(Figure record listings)
— begin —
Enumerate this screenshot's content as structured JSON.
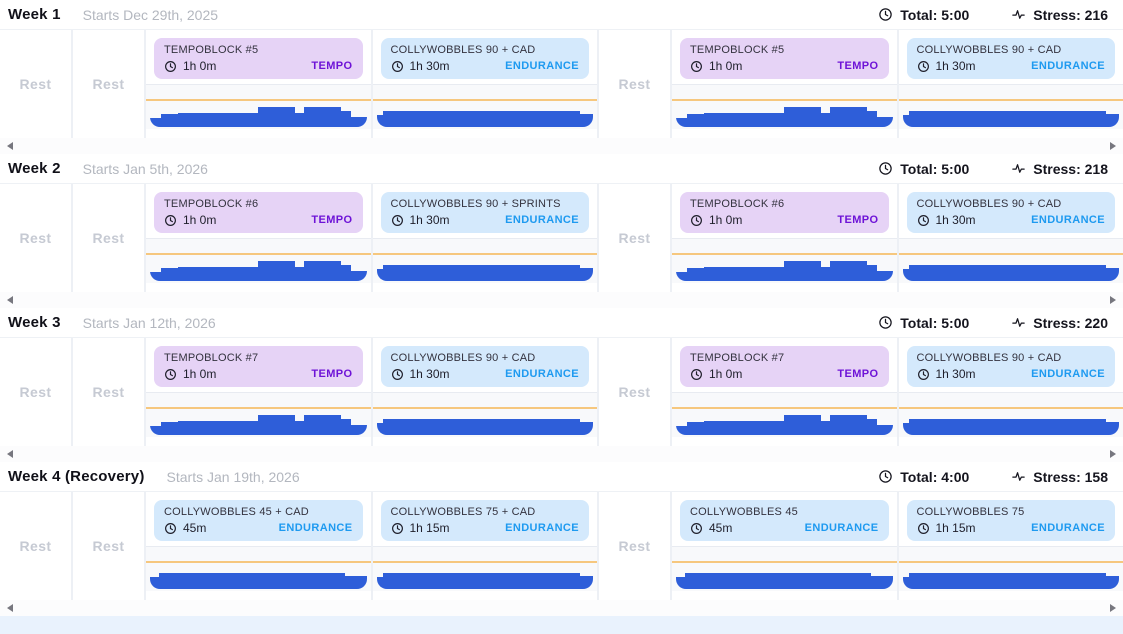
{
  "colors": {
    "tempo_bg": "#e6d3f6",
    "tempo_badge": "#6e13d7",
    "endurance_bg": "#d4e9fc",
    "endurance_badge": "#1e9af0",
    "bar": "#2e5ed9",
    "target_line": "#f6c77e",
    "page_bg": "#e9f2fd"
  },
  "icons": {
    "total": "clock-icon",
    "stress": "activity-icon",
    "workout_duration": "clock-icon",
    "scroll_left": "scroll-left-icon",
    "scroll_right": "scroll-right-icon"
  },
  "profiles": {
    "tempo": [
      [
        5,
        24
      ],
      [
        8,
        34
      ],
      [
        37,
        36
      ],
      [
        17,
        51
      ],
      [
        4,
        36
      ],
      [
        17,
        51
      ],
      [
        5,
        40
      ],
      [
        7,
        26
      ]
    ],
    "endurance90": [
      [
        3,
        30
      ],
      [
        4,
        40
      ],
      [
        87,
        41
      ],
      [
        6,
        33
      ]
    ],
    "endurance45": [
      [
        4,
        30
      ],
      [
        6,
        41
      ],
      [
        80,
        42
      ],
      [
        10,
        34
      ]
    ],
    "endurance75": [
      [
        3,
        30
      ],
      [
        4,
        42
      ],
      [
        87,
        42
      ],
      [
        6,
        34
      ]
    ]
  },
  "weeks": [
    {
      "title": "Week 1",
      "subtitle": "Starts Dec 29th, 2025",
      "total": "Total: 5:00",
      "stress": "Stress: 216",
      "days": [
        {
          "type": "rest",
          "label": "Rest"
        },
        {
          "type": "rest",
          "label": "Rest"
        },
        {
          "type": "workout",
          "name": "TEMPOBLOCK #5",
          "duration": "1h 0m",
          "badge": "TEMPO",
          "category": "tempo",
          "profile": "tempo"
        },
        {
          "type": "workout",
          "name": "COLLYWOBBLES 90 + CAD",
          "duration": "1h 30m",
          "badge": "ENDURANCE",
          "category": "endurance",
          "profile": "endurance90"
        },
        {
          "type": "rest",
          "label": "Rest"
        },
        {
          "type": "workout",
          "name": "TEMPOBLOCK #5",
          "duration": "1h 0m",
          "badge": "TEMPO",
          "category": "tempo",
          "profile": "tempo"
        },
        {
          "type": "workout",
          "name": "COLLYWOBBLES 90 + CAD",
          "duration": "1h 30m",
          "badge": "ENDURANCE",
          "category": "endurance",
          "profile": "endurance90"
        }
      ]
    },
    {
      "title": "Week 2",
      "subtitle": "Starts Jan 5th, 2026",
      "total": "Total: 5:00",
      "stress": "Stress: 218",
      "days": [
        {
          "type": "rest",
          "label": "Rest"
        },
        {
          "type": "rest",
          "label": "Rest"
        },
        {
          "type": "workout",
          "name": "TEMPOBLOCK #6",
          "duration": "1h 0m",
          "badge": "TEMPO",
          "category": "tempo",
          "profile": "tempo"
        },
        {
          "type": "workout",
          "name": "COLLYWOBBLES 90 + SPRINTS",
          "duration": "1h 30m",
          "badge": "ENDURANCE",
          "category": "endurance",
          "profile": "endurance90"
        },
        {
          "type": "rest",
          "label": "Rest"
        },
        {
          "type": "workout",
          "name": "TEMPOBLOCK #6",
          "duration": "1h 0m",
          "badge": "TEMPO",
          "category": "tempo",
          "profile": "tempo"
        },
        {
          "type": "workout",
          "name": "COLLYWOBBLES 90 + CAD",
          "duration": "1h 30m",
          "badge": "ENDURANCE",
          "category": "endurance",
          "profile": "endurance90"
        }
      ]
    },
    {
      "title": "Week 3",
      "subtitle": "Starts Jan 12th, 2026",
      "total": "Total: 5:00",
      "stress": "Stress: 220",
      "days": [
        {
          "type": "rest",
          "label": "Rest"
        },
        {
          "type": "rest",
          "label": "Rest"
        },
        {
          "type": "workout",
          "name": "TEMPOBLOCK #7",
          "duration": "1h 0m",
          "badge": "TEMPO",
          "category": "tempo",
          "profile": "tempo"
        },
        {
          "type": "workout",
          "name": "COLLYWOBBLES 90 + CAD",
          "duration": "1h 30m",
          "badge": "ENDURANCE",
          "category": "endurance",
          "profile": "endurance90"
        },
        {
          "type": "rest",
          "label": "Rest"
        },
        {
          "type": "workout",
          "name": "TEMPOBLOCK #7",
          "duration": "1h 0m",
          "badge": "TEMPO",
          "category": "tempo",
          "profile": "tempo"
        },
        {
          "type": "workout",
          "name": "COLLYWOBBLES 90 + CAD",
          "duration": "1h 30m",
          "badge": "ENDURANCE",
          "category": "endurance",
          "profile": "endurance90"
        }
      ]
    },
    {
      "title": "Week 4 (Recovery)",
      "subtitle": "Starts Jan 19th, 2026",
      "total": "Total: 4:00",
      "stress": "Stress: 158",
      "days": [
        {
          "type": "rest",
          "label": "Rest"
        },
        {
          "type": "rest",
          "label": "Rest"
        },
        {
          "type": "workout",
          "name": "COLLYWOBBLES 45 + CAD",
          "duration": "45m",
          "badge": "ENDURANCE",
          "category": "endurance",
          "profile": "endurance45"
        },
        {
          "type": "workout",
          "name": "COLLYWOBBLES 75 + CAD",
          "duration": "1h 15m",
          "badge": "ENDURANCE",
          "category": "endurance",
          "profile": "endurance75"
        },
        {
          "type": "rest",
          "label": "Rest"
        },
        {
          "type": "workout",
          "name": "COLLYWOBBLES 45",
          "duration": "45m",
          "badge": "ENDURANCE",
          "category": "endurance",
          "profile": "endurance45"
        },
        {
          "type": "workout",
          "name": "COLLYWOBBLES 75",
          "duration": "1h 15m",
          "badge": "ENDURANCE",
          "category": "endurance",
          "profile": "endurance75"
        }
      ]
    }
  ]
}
— end —
* STATED PROBLEM *
Retype the whole listing exactly and leave the pictures out.

* OUTPUT FOR THIS EXERCISE *
Enumerate this screenshot's content as structured JSON.
{
  "colors": {
    "tempo_bg": "#e6d3f6",
    "tempo_badge": "#6e13d7",
    "endurance_bg": "#d4e9fc",
    "endurance_badge": "#1e9af0",
    "bar": "#2e5ed9",
    "target_line": "#f6c77e",
    "page_bg": "#e9f2fd"
  },
  "icons": {
    "total": "clock-icon",
    "stress": "activity-icon",
    "workout_duration": "clock-icon",
    "scroll_left": "scroll-left-icon",
    "scroll_right": "scroll-right-icon"
  },
  "profiles": {
    "tempo": [
      [
        5,
        24
      ],
      [
        8,
        34
      ],
      [
        37,
        36
      ],
      [
        17,
        51
      ],
      [
        4,
        36
      ],
      [
        17,
        51
      ],
      [
        5,
        40
      ],
      [
        7,
        26
      ]
    ],
    "endurance90": [
      [
        3,
        30
      ],
      [
        4,
        40
      ],
      [
        87,
        41
      ],
      [
        6,
        33
      ]
    ],
    "endurance45": [
      [
        4,
        30
      ],
      [
        6,
        41
      ],
      [
        80,
        42
      ],
      [
        10,
        34
      ]
    ],
    "endurance75": [
      [
        3,
        30
      ],
      [
        4,
        42
      ],
      [
        87,
        42
      ],
      [
        6,
        34
      ]
    ]
  },
  "weeks": [
    {
      "title": "Week 1",
      "subtitle": "Starts Dec 29th, 2025",
      "total": "Total: 5:00",
      "stress": "Stress: 216",
      "days": [
        {
          "type": "rest",
          "label": "Rest"
        },
        {
          "type": "rest",
          "label": "Rest"
        },
        {
          "type": "workout",
          "name": "TEMPOBLOCK #5",
          "duration": "1h 0m",
          "badge": "TEMPO",
          "category": "tempo",
          "profile": "tempo"
        },
        {
          "type": "workout",
          "name": "COLLYWOBBLES 90 + CAD",
          "duration": "1h 30m",
          "badge": "ENDURANCE",
          "category": "endurance",
          "profile": "endurance90"
        },
        {
          "type": "rest",
          "label": "Rest"
        },
        {
          "type": "workout",
          "name": "TEMPOBLOCK #5",
          "duration": "1h 0m",
          "badge": "TEMPO",
          "category": "tempo",
          "profile": "tempo"
        },
        {
          "type": "workout",
          "name": "COLLYWOBBLES 90 + CAD",
          "duration": "1h 30m",
          "badge": "ENDURANCE",
          "category": "endurance",
          "profile": "endurance90"
        }
      ]
    },
    {
      "title": "Week 2",
      "subtitle": "Starts Jan 5th, 2026",
      "total": "Total: 5:00",
      "stress": "Stress: 218",
      "days": [
        {
          "type": "rest",
          "label": "Rest"
        },
        {
          "type": "rest",
          "label": "Rest"
        },
        {
          "type": "workout",
          "name": "TEMPOBLOCK #6",
          "duration": "1h 0m",
          "badge": "TEMPO",
          "category": "tempo",
          "profile": "tempo"
        },
        {
          "type": "workout",
          "name": "COLLYWOBBLES 90 + SPRINTS",
          "duration": "1h 30m",
          "badge": "ENDURANCE",
          "category": "endurance",
          "profile": "endurance90"
        },
        {
          "type": "rest",
          "label": "Rest"
        },
        {
          "type": "workout",
          "name": "TEMPOBLOCK #6",
          "duration": "1h 0m",
          "badge": "TEMPO",
          "category": "tempo",
          "profile": "tempo"
        },
        {
          "type": "workout",
          "name": "COLLYWOBBLES 90 + CAD",
          "duration": "1h 30m",
          "badge": "ENDURANCE",
          "category": "endurance",
          "profile": "endurance90"
        }
      ]
    },
    {
      "title": "Week 3",
      "subtitle": "Starts Jan 12th, 2026",
      "total": "Total: 5:00",
      "stress": "Stress: 220",
      "days": [
        {
          "type": "rest",
          "label": "Rest"
        },
        {
          "type": "rest",
          "label": "Rest"
        },
        {
          "type": "workout",
          "name": "TEMPOBLOCK #7",
          "duration": "1h 0m",
          "badge": "TEMPO",
          "category": "tempo",
          "profile": "tempo"
        },
        {
          "type": "workout",
          "name": "COLLYWOBBLES 90 + CAD",
          "duration": "1h 30m",
          "badge": "ENDURANCE",
          "category": "endurance",
          "profile": "endurance90"
        },
        {
          "type": "rest",
          "label": "Rest"
        },
        {
          "type": "workout",
          "name": "TEMPOBLOCK #7",
          "duration": "1h 0m",
          "badge": "TEMPO",
          "category": "tempo",
          "profile": "tempo"
        },
        {
          "type": "workout",
          "name": "COLLYWOBBLES 90 + CAD",
          "duration": "1h 30m",
          "badge": "ENDURANCE",
          "category": "endurance",
          "profile": "endurance90"
        }
      ]
    },
    {
      "title": "Week 4 (Recovery)",
      "subtitle": "Starts Jan 19th, 2026",
      "total": "Total: 4:00",
      "stress": "Stress: 158",
      "days": [
        {
          "type": "rest",
          "label": "Rest"
        },
        {
          "type": "rest",
          "label": "Rest"
        },
        {
          "type": "workout",
          "name": "COLLYWOBBLES 45 + CAD",
          "duration": "45m",
          "badge": "ENDURANCE",
          "category": "endurance",
          "profile": "endurance45"
        },
        {
          "type": "workout",
          "name": "COLLYWOBBLES 75 + CAD",
          "duration": "1h 15m",
          "badge": "ENDURANCE",
          "category": "endurance",
          "profile": "endurance75"
        },
        {
          "type": "rest",
          "label": "Rest"
        },
        {
          "type": "workout",
          "name": "COLLYWOBBLES 45",
          "duration": "45m",
          "badge": "ENDURANCE",
          "category": "endurance",
          "profile": "endurance45"
        },
        {
          "type": "workout",
          "name": "COLLYWOBBLES 75",
          "duration": "1h 15m",
          "badge": "ENDURANCE",
          "category": "endurance",
          "profile": "endurance75"
        }
      ]
    }
  ]
}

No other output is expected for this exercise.